# Your objective:
Tally the lines that include the word "this" and reply with nothing but the total.

### Records shown ###

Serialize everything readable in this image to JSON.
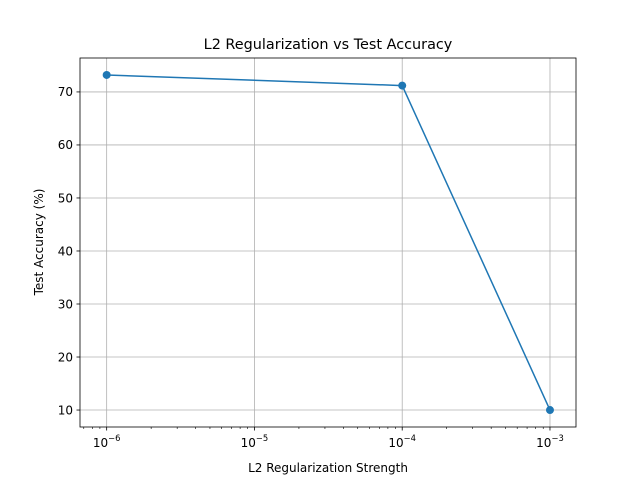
{
  "chart_data": {
    "type": "line",
    "title": "L2 Regularization vs Test Accuracy",
    "xlabel": "L2 Regularization Strength",
    "ylabel": "Test Accuracy (%)",
    "xscale": "log",
    "x": [
      1e-06,
      0.0001,
      0.001
    ],
    "series": [
      {
        "values": [
          73.2,
          71.2,
          10.0
        ]
      }
    ],
    "xlim": [
      6.6e-07,
      0.0015
    ],
    "ylim": [
      6.8,
      76.4
    ],
    "xticks": [
      {
        "value": 1e-06,
        "base": "10",
        "exp": "−6"
      },
      {
        "value": 1e-05,
        "base": "10",
        "exp": "−5"
      },
      {
        "value": 0.0001,
        "base": "10",
        "exp": "−4"
      },
      {
        "value": 0.001,
        "base": "10",
        "exp": "−3"
      }
    ],
    "yticks": [
      10,
      20,
      30,
      40,
      50,
      60,
      70
    ],
    "grid": true,
    "marker": "circle",
    "line_color": "#1f77b4"
  }
}
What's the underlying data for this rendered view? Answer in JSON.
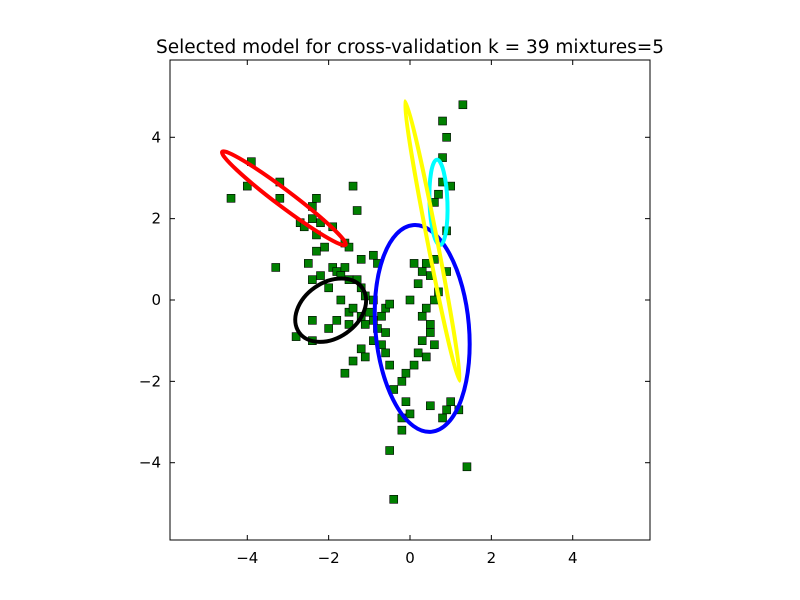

###

# Problem solution:
2